WRITTEN INSTRUCTION 1: In the film review, replace "scene" with "sequence" and write out the passage from "I recently watched" up to and including "word, is perfect.".
WRITTEN INSTRUCTION 2: Decide whether each statement agrees with the film review, answering yes or no and quoting the words that settle it: (a) The writer saw Le Samourai for the first time recently. (b) Moss comes upon the blood bath while fishing. (c) No Country for Old Men ends as a thriller.

TEXT EXCERPT:
○ ○ ○
I recently watched Melville’s Le Samourai for the first time. What is there to say about that film? It’s perfect. It elevates a very familiar story to the level of art in the precise brilliance of its execution. A similar thought occured to me as I was watching the long scene in the beginning of No Country for Old Men as Moss investigates the bizarre blood bath that he’s discovered while hunting. The scene plays much longer than most thrillers have accustomed us to expect, and is a nearly overpowering achievement in pure film craft. The scene, at the risk of overusing the word, is perfect.

If No Country for Old Men was merely a chase film between Moss and Chigurh, with Bell making an obligatory third act appearance similar to McDormand’s in Fargo, then the film would still be the best I’ve seen all year. The third act though, as you’ve no doubt heard, strives for something else entirely. We suddenly realize that the story we’re seeing is just another of Bell’s lost stories of inexplicable meanness and sadness, yet another reason why the lines of his face seem to cut so much deeper than anyone else, yet another reason why his eyes, while alive, seem to droop down to his chin. No Country for Old Men begins as a thriller and ends as an elusive ghost story. A mourning for something the characters don’t entirely understand to be missing to begin with.
○ ○ ○
INFORMATION SUPPLIED:
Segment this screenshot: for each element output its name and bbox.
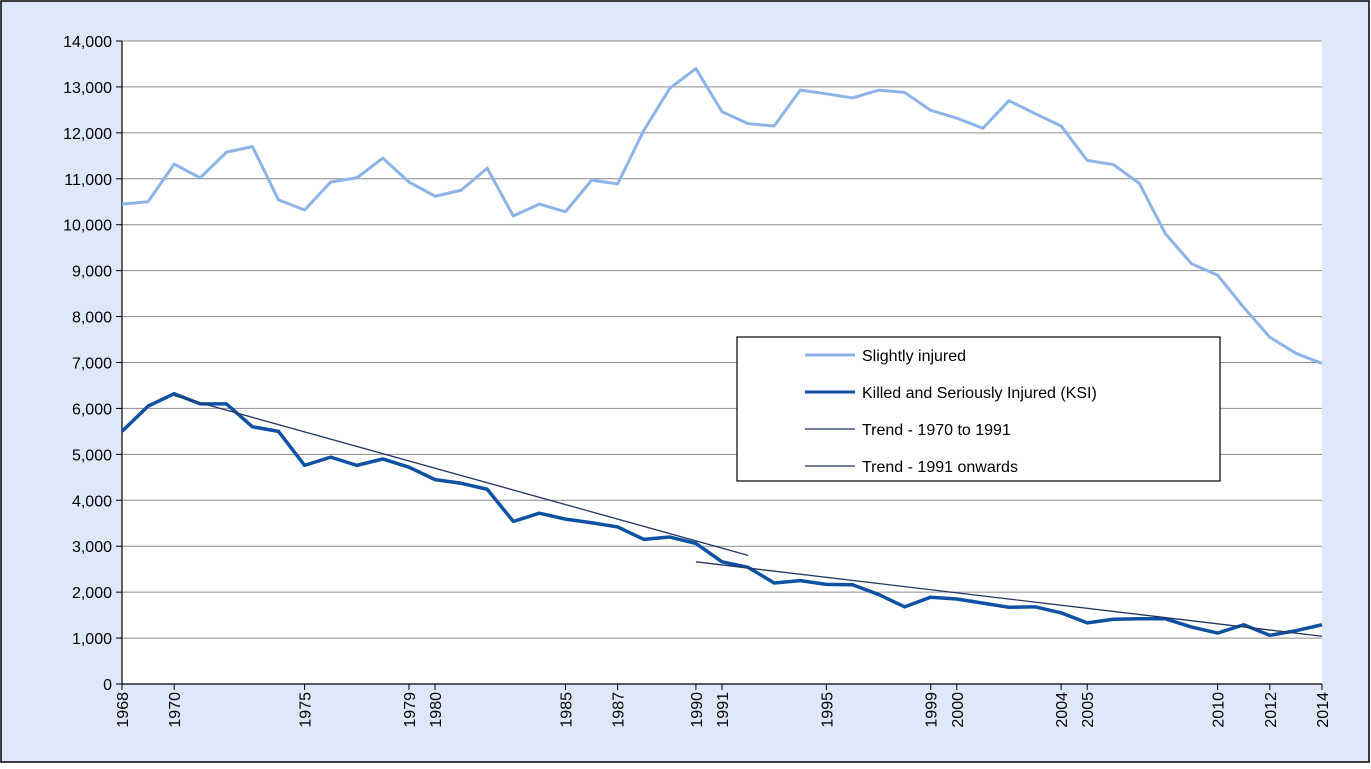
○ ○ ○
TASK RESULT 1:
I recently watched Melville’s Le Samourai for the first time. What is there to say about that film? It’s perfect. It elevates a very familiar story to the level of art in the precise brilliance of its execution. A similar thought occured to me as I was watching the long sequence in the beginning of No Country for Old Men as Moss investigates the bizarre blood bath that he’s discovered while hunting. The sequence plays much longer than most thrillers have accustomed us to expect, and is a nearly overpowering achievement in pure film craft. The sequence, at the risk of overusing the word, is perfect.

TASK RESULT 2:
(a) Yes: "I recently watched Melville’s Le Samourai for the first time."
(b) No: "the bizarre blood bath that he’s discovered while hunting"
(c) No: "No Country for Old Men begins as a thriller and ends as an elusive ghost story."